▶ _What you should do_: Copy the records below exactly, leaving out any pictures.
# start of Data to process
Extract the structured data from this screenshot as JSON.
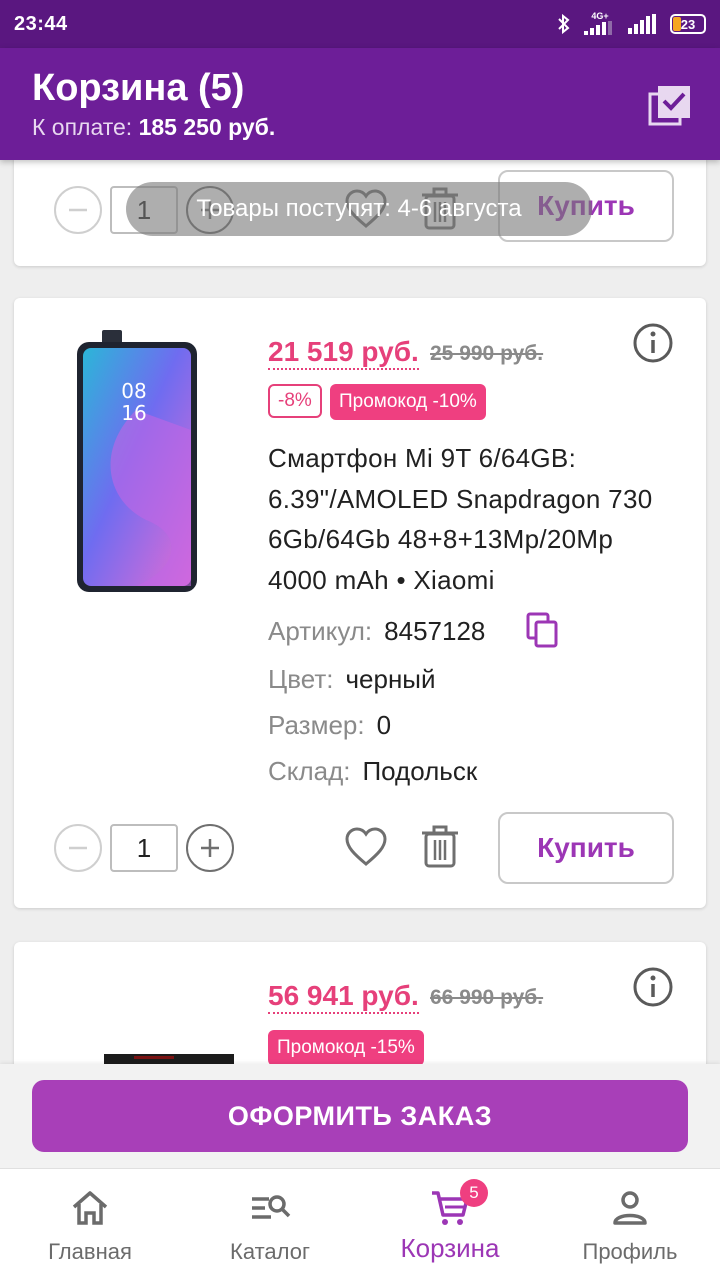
{
  "status_bar": {
    "time": "23:44",
    "network": "4G+",
    "battery": "23"
  },
  "header": {
    "title": "Корзина (5)",
    "pay_label": "К оплате:",
    "pay_amount": "185 250 руб."
  },
  "toast": "Товары поступят: 4-6 августа",
  "cart_items": [
    {
      "quantity": "1",
      "buy_label": "Купить"
    },
    {
      "price": "21 519 руб.",
      "old_price": "25 990 руб.",
      "discount_badge": "-8%",
      "promo_badge": "Промокод -10%",
      "name": "Смартфон Mi 9T 6/64GB: 6.39\"/AMOLED Snapdragon 730 6Gb/64Gb 48+8+13Mp/20Mp 4000 mAh • Xiaomi",
      "attributes": [
        {
          "key": "Артикул:",
          "value": "8457128"
        },
        {
          "key": "Цвет:",
          "value": "черный"
        },
        {
          "key": "Размер:",
          "value": "0"
        },
        {
          "key": "Склад:",
          "value": "Подольск"
        }
      ],
      "phone_clock": [
        "08",
        "16"
      ],
      "quantity": "1",
      "buy_label": "Купить"
    },
    {
      "price": "56 941 руб.",
      "old_price": "66 990 руб.",
      "promo_badge": "Промокод -15%"
    }
  ],
  "checkout_label": "ОФОРМИТЬ ЗАКАЗ",
  "nav": {
    "items": [
      {
        "label": "Главная",
        "icon": "home-icon"
      },
      {
        "label": "Каталог",
        "icon": "catalog-search-icon"
      },
      {
        "label": "Корзина",
        "icon": "cart-icon",
        "badge": "5",
        "active": true
      },
      {
        "label": "Профиль",
        "icon": "profile-icon"
      }
    ]
  },
  "colors": {
    "status_bar": "#5a1780",
    "header": "#6d1e98",
    "accent": "#9c36b5",
    "price": "#e6407a",
    "checkout": "#a83fb8"
  }
}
# end of Data to process
▶ _Solution to the exercise_:
Extract the structured data from this screenshot as JSON.
{
  "status_bar": {
    "time": "23:44",
    "network": "4G+",
    "battery": "23"
  },
  "header": {
    "title": "Корзина (5)",
    "pay_label": "К оплате:",
    "pay_amount": "185 250 руб."
  },
  "toast": "Товары поступят: 4-6 августа",
  "cart_items": [
    {
      "quantity": "1",
      "buy_label": "Купить"
    },
    {
      "price": "21 519 руб.",
      "old_price": "25 990 руб.",
      "discount_badge": "-8%",
      "promo_badge": "Промокод -10%",
      "name": "Смартфон Mi 9T 6/64GB: 6.39\"/AMOLED Snapdragon 730 6Gb/64Gb 48+8+13Mp/20Mp 4000 mAh • Xiaomi",
      "attributes": [
        {
          "key": "Артикул:",
          "value": "8457128"
        },
        {
          "key": "Цвет:",
          "value": "черный"
        },
        {
          "key": "Размер:",
          "value": "0"
        },
        {
          "key": "Склад:",
          "value": "Подольск"
        }
      ],
      "phone_clock": [
        "08",
        "16"
      ],
      "quantity": "1",
      "buy_label": "Купить"
    },
    {
      "price": "56 941 руб.",
      "old_price": "66 990 руб.",
      "promo_badge": "Промокод -15%"
    }
  ],
  "checkout_label": "ОФОРМИТЬ ЗАКАЗ",
  "nav": {
    "items": [
      {
        "label": "Главная",
        "icon": "home-icon"
      },
      {
        "label": "Каталог",
        "icon": "catalog-search-icon"
      },
      {
        "label": "Корзина",
        "icon": "cart-icon",
        "badge": "5",
        "active": true
      },
      {
        "label": "Профиль",
        "icon": "profile-icon"
      }
    ]
  },
  "colors": {
    "status_bar": "#5a1780",
    "header": "#6d1e98",
    "accent": "#9c36b5",
    "price": "#e6407a",
    "checkout": "#a83fb8"
  }
}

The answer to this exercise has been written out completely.